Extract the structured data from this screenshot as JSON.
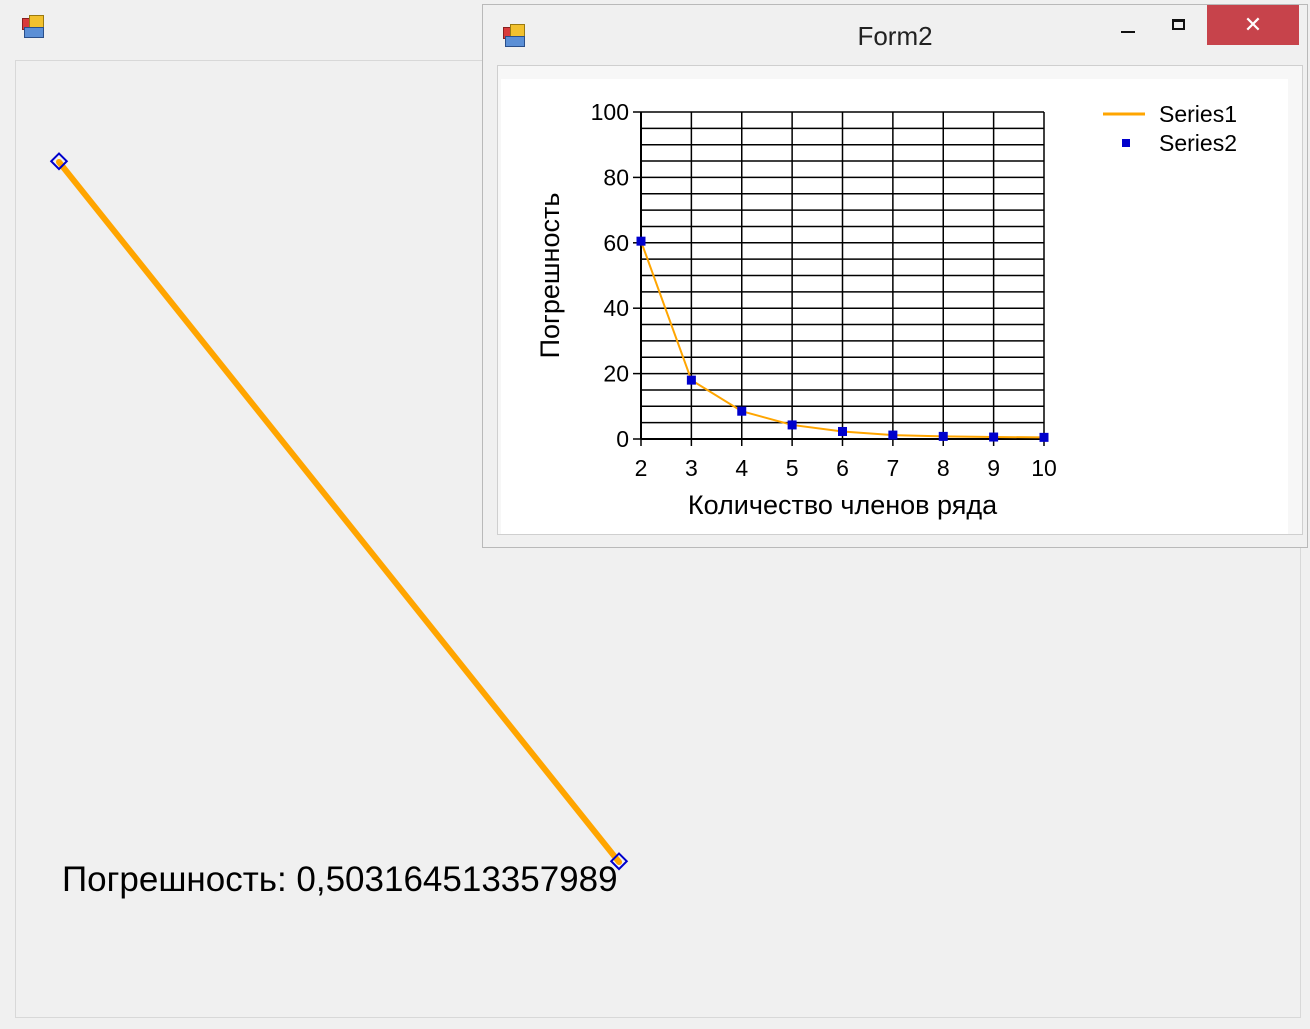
{
  "main_window": {
    "icon": "winforms-app-icon",
    "error_label": "Погрешность: 0,503164513357989",
    "big_series": {
      "color": "#ffa500",
      "marker_color": "#0000cc"
    }
  },
  "form2": {
    "title": "Form2",
    "icon": "winforms-app-icon",
    "controls": {
      "minimize": "minimize-icon",
      "maximize": "maximize-icon",
      "close": "✕"
    }
  },
  "chart_data": {
    "type": "line",
    "x": [
      2,
      3,
      4,
      5,
      6,
      7,
      8,
      9,
      10
    ],
    "series": [
      {
        "name": "Series1",
        "kind": "line",
        "color": "#ffa500",
        "values": [
          60.5,
          18,
          8.5,
          4.3,
          2.3,
          1.2,
          0.8,
          0.6,
          0.5
        ]
      },
      {
        "name": "Series2",
        "kind": "point",
        "color": "#0000cc",
        "values": [
          60.5,
          18,
          8.5,
          4.3,
          2.3,
          1.2,
          0.8,
          0.6,
          0.5
        ]
      }
    ],
    "xlabel": "Количество членов ряда",
    "ylabel": "Погрешность",
    "xlim": [
      2,
      10
    ],
    "ylim": [
      0,
      100
    ],
    "yticks": [
      0,
      20,
      40,
      60,
      80,
      100
    ],
    "xticks": [
      2,
      3,
      4,
      5,
      6,
      7,
      8,
      9,
      10
    ],
    "grid": true,
    "legend": "top-right"
  }
}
===
→ **Written exercise**
Your copy should match the entries exactly, minus the pictures.

→ **Exercise solution**
Extract the structured data from this screenshot as JSON.
{
  "main_window": {
    "icon": "winforms-app-icon",
    "error_label": "Погрешность: 0,503164513357989",
    "big_series": {
      "color": "#ffa500",
      "marker_color": "#0000cc"
    }
  },
  "form2": {
    "title": "Form2",
    "icon": "winforms-app-icon",
    "controls": {
      "minimize": "minimize-icon",
      "maximize": "maximize-icon",
      "close": "✕"
    }
  },
  "chart_data": {
    "type": "line",
    "x": [
      2,
      3,
      4,
      5,
      6,
      7,
      8,
      9,
      10
    ],
    "series": [
      {
        "name": "Series1",
        "kind": "line",
        "color": "#ffa500",
        "values": [
          60.5,
          18,
          8.5,
          4.3,
          2.3,
          1.2,
          0.8,
          0.6,
          0.5
        ]
      },
      {
        "name": "Series2",
        "kind": "point",
        "color": "#0000cc",
        "values": [
          60.5,
          18,
          8.5,
          4.3,
          2.3,
          1.2,
          0.8,
          0.6,
          0.5
        ]
      }
    ],
    "xlabel": "Количество членов ряда",
    "ylabel": "Погрешность",
    "xlim": [
      2,
      10
    ],
    "ylim": [
      0,
      100
    ],
    "yticks": [
      0,
      20,
      40,
      60,
      80,
      100
    ],
    "xticks": [
      2,
      3,
      4,
      5,
      6,
      7,
      8,
      9,
      10
    ],
    "grid": true,
    "legend": "top-right"
  }
}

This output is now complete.